Required work: Write the entries below out again exactly; any picture in them stays out.

Input rows:
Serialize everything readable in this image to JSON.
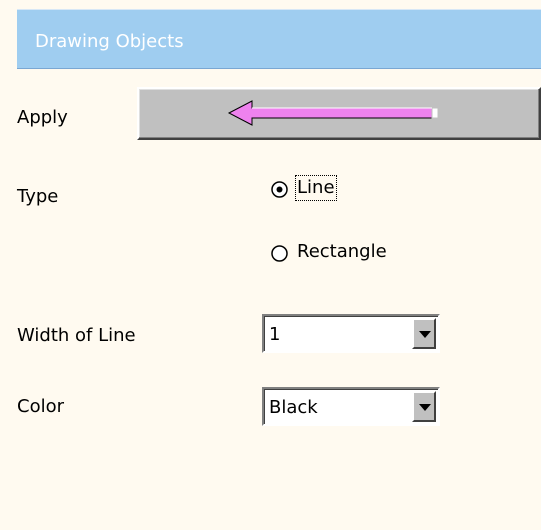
{
  "panel": {
    "title": "Drawing Objects"
  },
  "apply": {
    "label": "Apply",
    "arrow_icon": "left-arrow-icon"
  },
  "type": {
    "label": "Type",
    "options": [
      {
        "label": "Line",
        "selected": true,
        "icon": "radio-selected-icon"
      },
      {
        "label": "Rectangle",
        "selected": false,
        "icon": "radio-unselected-icon"
      }
    ]
  },
  "width_of_line": {
    "label": "Width of Line",
    "value": "1",
    "icon": "chevron-down-icon"
  },
  "color": {
    "label": "Color",
    "value": "Black",
    "icon": "chevron-down-icon"
  },
  "colors": {
    "panel_background": "#fffaf0",
    "title_background": "#9fcdf0",
    "arrow_fill": "#ee82ee"
  }
}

Final answer:
Serialize everything readable in this image to JSON.
{
  "panel": {
    "title": "Drawing Objects"
  },
  "apply": {
    "label": "Apply",
    "arrow_icon": "left-arrow-icon"
  },
  "type": {
    "label": "Type",
    "options": [
      {
        "label": "Line",
        "selected": true,
        "icon": "radio-selected-icon"
      },
      {
        "label": "Rectangle",
        "selected": false,
        "icon": "radio-unselected-icon"
      }
    ]
  },
  "width_of_line": {
    "label": "Width of Line",
    "value": "1",
    "icon": "chevron-down-icon"
  },
  "color": {
    "label": "Color",
    "value": "Black",
    "icon": "chevron-down-icon"
  },
  "colors": {
    "panel_background": "#fffaf0",
    "title_background": "#9fcdf0",
    "arrow_fill": "#ee82ee"
  }
}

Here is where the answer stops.